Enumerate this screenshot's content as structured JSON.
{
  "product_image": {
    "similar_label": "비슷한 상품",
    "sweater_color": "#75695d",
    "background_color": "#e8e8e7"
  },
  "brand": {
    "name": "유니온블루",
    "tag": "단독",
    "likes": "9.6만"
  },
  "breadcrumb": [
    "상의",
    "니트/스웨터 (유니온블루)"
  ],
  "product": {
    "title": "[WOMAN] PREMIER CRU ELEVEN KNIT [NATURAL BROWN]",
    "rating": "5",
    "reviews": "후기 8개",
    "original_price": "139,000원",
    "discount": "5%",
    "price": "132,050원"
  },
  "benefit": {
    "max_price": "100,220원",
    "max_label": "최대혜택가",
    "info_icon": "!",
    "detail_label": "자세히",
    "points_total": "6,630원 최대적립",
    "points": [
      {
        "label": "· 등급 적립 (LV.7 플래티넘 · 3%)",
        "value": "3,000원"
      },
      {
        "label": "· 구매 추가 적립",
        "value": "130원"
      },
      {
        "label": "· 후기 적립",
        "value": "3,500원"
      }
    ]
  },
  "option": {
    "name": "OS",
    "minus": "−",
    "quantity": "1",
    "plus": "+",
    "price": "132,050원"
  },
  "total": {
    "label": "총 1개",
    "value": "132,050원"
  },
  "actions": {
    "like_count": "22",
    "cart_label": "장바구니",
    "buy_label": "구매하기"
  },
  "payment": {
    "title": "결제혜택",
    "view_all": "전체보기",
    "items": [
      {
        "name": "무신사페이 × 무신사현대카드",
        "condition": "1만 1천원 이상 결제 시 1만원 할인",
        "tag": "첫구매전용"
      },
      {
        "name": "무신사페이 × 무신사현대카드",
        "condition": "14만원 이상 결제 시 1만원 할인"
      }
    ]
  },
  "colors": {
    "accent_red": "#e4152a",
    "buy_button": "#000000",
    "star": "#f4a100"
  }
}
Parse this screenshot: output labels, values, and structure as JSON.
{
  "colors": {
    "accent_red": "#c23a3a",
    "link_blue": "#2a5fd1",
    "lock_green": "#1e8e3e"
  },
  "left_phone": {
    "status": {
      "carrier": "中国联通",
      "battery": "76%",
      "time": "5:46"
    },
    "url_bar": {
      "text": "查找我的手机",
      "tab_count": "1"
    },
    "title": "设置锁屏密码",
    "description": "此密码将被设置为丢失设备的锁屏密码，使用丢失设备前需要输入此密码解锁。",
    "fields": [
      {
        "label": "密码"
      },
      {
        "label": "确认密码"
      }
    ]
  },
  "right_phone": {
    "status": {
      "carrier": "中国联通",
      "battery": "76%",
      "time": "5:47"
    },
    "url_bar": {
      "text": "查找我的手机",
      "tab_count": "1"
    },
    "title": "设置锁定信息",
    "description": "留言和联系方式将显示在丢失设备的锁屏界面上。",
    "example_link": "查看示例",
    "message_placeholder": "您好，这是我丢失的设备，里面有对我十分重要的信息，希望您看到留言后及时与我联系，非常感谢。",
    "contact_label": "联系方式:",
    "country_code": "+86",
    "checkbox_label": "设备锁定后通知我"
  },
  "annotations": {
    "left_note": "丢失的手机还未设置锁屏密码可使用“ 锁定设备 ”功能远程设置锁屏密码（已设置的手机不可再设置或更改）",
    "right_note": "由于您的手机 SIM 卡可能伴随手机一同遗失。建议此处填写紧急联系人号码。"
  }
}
#####
**OBJECTIVE**
Reproduce each record exactly, leaving nothing out.

**TASK SOLUTION**
Enumerate this screenshot's content as structured JSON.
{
  "product_image": {
    "similar_label": "비슷한 상품",
    "sweater_color": "#75695d",
    "background_color": "#e8e8e7"
  },
  "brand": {
    "name": "유니온블루",
    "tag": "단독",
    "likes": "9.6만"
  },
  "breadcrumb": [
    "상의",
    "니트/스웨터 (유니온블루)"
  ],
  "product": {
    "title": "[WOMAN] PREMIER CRU ELEVEN KNIT [NATURAL BROWN]",
    "rating": "5",
    "reviews": "후기 8개",
    "original_price": "139,000원",
    "discount": "5%",
    "price": "132,050원"
  },
  "benefit": {
    "max_price": "100,220원",
    "max_label": "최대혜택가",
    "info_icon": "!",
    "detail_label": "자세히",
    "points_total": "6,630원 최대적립",
    "points": [
      {
        "label": "· 등급 적립 (LV.7 플래티넘 · 3%)",
        "value": "3,000원"
      },
      {
        "label": "· 구매 추가 적립",
        "value": "130원"
      },
      {
        "label": "· 후기 적립",
        "value": "3,500원"
      }
    ]
  },
  "option": {
    "name": "OS",
    "minus": "−",
    "quantity": "1",
    "plus": "+",
    "price": "132,050원"
  },
  "total": {
    "label": "총 1개",
    "value": "132,050원"
  },
  "actions": {
    "like_count": "22",
    "cart_label": "장바구니",
    "buy_label": "구매하기"
  },
  "payment": {
    "title": "결제혜택",
    "view_all": "전체보기",
    "items": [
      {
        "name": "무신사페이 × 무신사현대카드",
        "condition": "1만 1천원 이상 결제 시 1만원 할인",
        "tag": "첫구매전용"
      },
      {
        "name": "무신사페이 × 무신사현대카드",
        "condition": "14만원 이상 결제 시 1만원 할인"
      }
    ]
  },
  "colors": {
    "accent_red": "#e4152a",
    "buy_button": "#000000",
    "star": "#f4a100"
  }
}
Parse this screenshot: output labels, values, and structure as JSON.
{
  "colors": {
    "accent_red": "#c23a3a",
    "link_blue": "#2a5fd1",
    "lock_green": "#1e8e3e"
  },
  "left_phone": {
    "status": {
      "carrier": "中国联通",
      "battery": "76%",
      "time": "5:46"
    },
    "url_bar": {
      "text": "查找我的手机",
      "tab_count": "1"
    },
    "title": "设置锁屏密码",
    "description": "此密码将被设置为丢失设备的锁屏密码，使用丢失设备前需要输入此密码解锁。",
    "fields": [
      {
        "label": "密码"
      },
      {
        "label": "确认密码"
      }
    ]
  },
  "right_phone": {
    "status": {
      "carrier": "中国联通",
      "battery": "76%",
      "time": "5:47"
    },
    "url_bar": {
      "text": "查找我的手机",
      "tab_count": "1"
    },
    "title": "设置锁定信息",
    "description": "留言和联系方式将显示在丢失设备的锁屏界面上。",
    "example_link": "查看示例",
    "message_placeholder": "您好，这是我丢失的设备，里面有对我十分重要的信息，希望您看到留言后及时与我联系，非常感谢。",
    "contact_label": "联系方式:",
    "country_code": "+86",
    "checkbox_label": "设备锁定后通知我"
  },
  "annotations": {
    "left_note": "丢失的手机还未设置锁屏密码可使用“ 锁定设备 ”功能远程设置锁屏密码（已设置的手机不可再设置或更改）",
    "right_note": "由于您的手机 SIM 卡可能伴随手机一同遗失。建议此处填写紧急联系人号码。"
  }
}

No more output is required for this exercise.